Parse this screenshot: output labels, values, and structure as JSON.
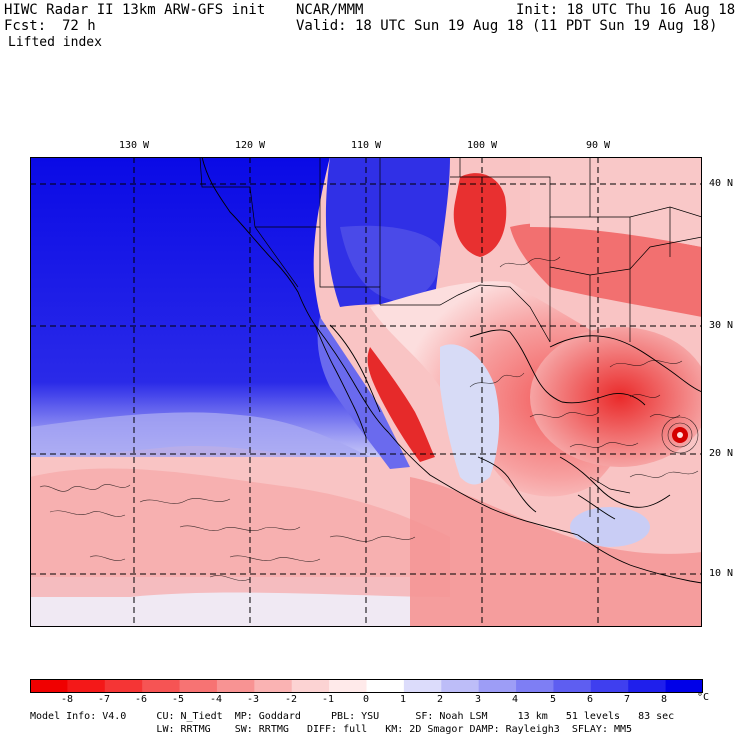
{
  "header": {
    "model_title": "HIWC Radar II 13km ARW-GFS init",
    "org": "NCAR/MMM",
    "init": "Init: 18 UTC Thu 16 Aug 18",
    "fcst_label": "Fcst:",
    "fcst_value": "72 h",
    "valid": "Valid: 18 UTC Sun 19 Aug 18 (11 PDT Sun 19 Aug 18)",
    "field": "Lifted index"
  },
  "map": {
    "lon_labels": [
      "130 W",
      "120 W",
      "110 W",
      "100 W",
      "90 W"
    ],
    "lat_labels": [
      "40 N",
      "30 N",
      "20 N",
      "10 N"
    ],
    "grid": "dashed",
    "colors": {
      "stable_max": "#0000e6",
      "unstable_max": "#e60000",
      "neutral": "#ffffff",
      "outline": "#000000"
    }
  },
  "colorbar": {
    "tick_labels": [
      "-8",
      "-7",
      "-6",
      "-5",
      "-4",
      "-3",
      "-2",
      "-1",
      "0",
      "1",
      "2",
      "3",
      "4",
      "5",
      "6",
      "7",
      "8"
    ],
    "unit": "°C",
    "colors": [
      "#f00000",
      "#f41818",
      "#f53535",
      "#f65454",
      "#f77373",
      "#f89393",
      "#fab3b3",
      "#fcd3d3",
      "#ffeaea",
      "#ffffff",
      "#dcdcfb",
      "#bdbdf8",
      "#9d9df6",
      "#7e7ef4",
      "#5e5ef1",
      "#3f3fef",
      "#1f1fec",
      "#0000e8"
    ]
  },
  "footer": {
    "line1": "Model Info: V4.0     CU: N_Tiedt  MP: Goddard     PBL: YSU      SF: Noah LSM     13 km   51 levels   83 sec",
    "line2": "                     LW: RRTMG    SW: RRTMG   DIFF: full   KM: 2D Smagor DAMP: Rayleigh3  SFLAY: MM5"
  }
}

^^^^^^^^

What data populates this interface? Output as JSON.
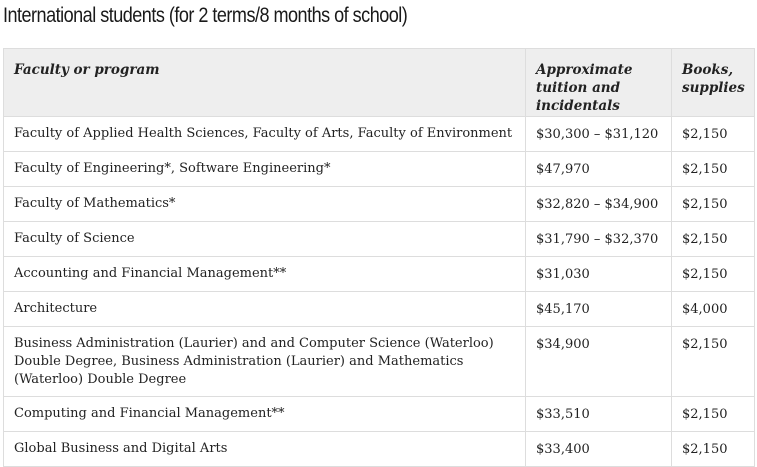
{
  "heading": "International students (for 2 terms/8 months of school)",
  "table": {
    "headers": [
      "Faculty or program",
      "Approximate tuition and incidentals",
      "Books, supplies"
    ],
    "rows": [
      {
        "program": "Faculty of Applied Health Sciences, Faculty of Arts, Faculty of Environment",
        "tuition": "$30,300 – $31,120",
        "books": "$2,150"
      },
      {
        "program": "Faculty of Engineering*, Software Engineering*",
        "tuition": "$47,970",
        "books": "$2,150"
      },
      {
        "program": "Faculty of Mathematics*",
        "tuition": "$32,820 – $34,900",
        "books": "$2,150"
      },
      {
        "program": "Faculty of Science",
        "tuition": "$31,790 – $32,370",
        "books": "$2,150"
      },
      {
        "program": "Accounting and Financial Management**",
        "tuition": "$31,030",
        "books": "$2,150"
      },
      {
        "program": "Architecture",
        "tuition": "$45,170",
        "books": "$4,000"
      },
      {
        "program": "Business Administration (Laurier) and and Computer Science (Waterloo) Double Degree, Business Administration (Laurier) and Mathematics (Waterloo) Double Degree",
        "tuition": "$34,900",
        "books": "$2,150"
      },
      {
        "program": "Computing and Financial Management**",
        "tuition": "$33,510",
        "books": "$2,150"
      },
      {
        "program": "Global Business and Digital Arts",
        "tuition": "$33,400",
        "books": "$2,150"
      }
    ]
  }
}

^^^^^^^^

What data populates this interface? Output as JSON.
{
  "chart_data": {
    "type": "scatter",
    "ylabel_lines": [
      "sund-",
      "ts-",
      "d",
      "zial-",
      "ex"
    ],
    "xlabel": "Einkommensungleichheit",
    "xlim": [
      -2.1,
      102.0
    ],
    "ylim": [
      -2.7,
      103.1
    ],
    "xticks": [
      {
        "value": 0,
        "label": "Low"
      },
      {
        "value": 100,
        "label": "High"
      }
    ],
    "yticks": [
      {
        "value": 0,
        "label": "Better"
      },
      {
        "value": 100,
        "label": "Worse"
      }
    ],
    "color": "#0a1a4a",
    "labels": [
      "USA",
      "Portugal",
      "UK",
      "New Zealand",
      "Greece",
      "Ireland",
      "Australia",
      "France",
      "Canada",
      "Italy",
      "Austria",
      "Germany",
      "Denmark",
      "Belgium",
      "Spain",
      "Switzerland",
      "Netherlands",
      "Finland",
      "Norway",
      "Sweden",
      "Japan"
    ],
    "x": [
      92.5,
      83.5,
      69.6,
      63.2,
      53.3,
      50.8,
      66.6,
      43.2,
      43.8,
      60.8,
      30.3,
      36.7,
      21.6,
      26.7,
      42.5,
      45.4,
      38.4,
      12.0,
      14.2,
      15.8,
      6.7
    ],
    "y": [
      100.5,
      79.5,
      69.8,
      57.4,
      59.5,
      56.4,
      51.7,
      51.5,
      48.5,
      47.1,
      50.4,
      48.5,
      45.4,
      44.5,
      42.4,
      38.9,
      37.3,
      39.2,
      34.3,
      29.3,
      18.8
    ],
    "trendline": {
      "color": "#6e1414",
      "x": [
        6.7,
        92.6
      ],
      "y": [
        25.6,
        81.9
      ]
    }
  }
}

^^^^^^^^

- _Request_:
Pick out every line holding the string "Management" and return it.

- _Finished exercise_:
        "program": "Accounting and Financial Management**",
        "program": "Computing and Financial Management**",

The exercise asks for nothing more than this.